[START Provided text]

It is easy to compute the Laurent series of your function at $0$, so that is how to tell what kind of singularity it has there. –  GEdgar Jan 18 '13 at 17:39
    
@GEdgar That's what I did and found that the singularity at 0 must be essential. But when I tried to evaluate to this limit, I found that it had a result $< \infty$, when it should be undefined. –  StringerBell Jan 18 '13 at 19:20
    
@AntonioVargas $\lim\limits_{z \to \infty} \sin(z)$ converges, but I thought since I'm multiplying with $z$ as $z$ approaches $0$, it wouldn't matter (which - judging from the answers below - was wrong; this counts for $x \in \mathbb R$ but not in $\mathbb C$). –  StringerBell Jan 18 '13 at 19:24

2 Answers 2

up vote 5 down vote accepted

We have $a_n=\frac{1}{n} \to 0$ as $n\to \infty$ and $$ \lim_{n \to \infty}\Big|a_n\sin\Big(\frac{1}{a_n}\Big)\Big|=\lim_{n \to \infty}\frac{|\sin n|}{n}=0, $$ but $$ \lim_{n \to \infty}\Big|ia_n\sin\Big(\frac{1}{ia_n}\Big)\Big|=\lim_{n \to \infty}\frac{e^n-e^{-n}}{2n}=\infty. $$ Therefore $\lim_{z \to 0}|z\sin(z^{-1})|$ does not exist.

[END Provided text]

▶ Problems to solve
(a) Please quote the stretch of the forum thread from "2 Answers 2" through "does not exist.".
(b) Summarize the forum thread in two sentences.

[START Extracted data]

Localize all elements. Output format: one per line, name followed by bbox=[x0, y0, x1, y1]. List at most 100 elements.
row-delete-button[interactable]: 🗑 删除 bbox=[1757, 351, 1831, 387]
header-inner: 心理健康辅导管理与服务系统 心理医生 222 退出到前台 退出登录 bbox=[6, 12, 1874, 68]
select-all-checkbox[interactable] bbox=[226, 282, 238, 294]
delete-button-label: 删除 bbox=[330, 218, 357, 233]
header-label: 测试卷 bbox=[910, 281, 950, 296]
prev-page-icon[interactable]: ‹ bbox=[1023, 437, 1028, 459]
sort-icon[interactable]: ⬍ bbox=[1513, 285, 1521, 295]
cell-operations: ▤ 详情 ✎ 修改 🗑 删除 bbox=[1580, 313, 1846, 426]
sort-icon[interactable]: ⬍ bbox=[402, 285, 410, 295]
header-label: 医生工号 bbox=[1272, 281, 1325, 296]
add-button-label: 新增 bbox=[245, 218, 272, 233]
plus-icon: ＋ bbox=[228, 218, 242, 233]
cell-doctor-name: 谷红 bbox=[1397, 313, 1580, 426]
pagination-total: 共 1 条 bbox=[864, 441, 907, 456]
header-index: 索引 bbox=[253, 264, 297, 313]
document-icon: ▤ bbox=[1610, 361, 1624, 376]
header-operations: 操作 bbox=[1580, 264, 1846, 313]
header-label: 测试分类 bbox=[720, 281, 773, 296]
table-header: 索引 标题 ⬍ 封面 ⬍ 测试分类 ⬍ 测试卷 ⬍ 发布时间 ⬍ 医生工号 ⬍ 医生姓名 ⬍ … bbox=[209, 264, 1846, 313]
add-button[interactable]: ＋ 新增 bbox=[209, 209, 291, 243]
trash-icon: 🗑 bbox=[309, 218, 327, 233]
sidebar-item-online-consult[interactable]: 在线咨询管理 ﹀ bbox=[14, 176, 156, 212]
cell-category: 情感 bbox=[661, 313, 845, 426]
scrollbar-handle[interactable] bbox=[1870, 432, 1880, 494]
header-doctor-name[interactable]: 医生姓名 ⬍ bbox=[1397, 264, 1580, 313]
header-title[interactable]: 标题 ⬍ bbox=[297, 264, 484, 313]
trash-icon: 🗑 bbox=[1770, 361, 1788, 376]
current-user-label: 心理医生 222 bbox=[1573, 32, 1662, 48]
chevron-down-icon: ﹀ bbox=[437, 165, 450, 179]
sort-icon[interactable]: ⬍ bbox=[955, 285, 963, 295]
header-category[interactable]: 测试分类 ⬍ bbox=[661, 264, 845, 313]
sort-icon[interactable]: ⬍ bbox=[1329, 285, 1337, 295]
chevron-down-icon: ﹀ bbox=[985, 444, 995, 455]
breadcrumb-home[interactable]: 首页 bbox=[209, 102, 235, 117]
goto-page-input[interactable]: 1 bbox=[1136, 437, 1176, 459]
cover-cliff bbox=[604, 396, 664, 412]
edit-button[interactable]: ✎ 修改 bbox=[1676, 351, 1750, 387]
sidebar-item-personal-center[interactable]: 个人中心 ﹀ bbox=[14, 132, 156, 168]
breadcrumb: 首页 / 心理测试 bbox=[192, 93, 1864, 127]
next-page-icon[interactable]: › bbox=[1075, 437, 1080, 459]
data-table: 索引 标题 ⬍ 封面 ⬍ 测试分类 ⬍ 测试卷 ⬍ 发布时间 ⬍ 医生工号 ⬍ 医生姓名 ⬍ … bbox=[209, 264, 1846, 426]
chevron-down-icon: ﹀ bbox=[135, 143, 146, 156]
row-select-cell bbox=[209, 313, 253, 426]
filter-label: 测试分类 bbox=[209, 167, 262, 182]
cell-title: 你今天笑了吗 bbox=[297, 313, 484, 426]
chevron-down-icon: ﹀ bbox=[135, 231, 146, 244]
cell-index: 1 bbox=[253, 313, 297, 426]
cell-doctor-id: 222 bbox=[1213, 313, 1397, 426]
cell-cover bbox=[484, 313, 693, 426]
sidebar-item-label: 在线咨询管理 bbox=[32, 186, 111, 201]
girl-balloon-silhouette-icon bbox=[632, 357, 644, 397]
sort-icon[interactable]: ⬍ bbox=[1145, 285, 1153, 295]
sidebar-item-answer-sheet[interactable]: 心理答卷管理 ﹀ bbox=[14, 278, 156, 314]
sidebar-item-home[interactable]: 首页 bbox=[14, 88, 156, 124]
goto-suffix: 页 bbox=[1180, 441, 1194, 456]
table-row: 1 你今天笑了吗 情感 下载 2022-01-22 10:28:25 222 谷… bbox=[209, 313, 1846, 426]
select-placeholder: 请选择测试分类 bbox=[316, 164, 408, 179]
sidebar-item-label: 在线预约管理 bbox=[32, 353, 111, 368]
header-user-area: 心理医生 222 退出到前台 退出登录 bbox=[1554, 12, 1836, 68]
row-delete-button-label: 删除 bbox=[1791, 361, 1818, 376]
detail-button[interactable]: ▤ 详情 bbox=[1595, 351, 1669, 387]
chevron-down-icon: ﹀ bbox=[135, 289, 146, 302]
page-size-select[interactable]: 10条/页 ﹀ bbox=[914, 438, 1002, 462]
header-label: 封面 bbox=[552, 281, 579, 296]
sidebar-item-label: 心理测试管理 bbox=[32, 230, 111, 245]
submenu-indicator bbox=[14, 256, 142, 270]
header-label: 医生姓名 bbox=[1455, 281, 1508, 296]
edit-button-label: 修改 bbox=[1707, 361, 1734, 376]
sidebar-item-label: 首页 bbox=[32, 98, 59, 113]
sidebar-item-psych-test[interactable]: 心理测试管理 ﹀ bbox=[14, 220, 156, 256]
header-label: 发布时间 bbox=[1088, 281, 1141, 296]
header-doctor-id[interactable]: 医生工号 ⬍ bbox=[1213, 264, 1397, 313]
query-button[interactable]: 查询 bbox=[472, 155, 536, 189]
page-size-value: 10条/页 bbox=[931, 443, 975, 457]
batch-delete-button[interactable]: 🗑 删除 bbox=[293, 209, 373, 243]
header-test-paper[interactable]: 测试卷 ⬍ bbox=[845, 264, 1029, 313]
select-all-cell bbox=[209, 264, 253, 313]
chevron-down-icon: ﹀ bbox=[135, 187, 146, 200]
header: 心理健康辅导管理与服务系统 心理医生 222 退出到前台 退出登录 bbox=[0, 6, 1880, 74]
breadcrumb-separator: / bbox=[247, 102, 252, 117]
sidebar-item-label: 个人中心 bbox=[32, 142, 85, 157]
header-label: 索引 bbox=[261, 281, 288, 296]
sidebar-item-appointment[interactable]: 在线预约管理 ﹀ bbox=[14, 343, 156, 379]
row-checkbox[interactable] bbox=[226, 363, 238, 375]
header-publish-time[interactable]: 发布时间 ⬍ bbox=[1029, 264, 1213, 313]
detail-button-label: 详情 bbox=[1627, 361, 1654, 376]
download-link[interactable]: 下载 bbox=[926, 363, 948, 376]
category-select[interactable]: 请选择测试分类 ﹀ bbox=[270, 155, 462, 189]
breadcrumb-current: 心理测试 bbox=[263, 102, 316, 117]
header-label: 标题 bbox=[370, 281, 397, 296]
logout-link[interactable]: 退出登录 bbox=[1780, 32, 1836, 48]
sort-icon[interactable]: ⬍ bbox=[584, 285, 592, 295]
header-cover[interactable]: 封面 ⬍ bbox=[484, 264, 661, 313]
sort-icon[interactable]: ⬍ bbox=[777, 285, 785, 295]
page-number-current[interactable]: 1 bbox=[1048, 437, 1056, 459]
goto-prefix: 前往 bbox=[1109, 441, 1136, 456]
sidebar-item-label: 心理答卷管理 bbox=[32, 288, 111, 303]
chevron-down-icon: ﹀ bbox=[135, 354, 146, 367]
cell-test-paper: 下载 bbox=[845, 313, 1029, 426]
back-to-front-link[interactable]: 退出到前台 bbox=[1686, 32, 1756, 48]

[END Extracted data]

▶ Task answers
(a)
2 Answers 2

up vote 5 down vote accepted

We have $a_n=\frac{1}{n} \to 0$ as $n\to \infty$ and $$ \lim_{n \to \infty}\Big|a_n\sin\Big(\frac{1}{a_n}\Big)\Big|=\lim_{n \to \infty}\frac{|\sin n|}{n}=0, $$ but $$ \lim_{n \to \infty}\Big|ia_n\sin\Big(\frac{1}{ia_n}\Big)\Big|=\lim_{n \to \infty}\frac{e^n-e^{-n}}{2n}=\infty. $$ Therefore $\lim_{z \to 0}|z\sin(z^{-1})|$ does not exist.

(b) GEdgar suggests computing the Laurent series at 0 to tell what kind of singularity the function has there, and StringerBell replies that this showed the singularity to be essential but that evaluating the limit gave a finite result. The accepted answer shows that |z sin(1/z)| tends to 0 along a_n = 1/n but to infinity along ia_n, so the limit as z approaches 0 does not exist.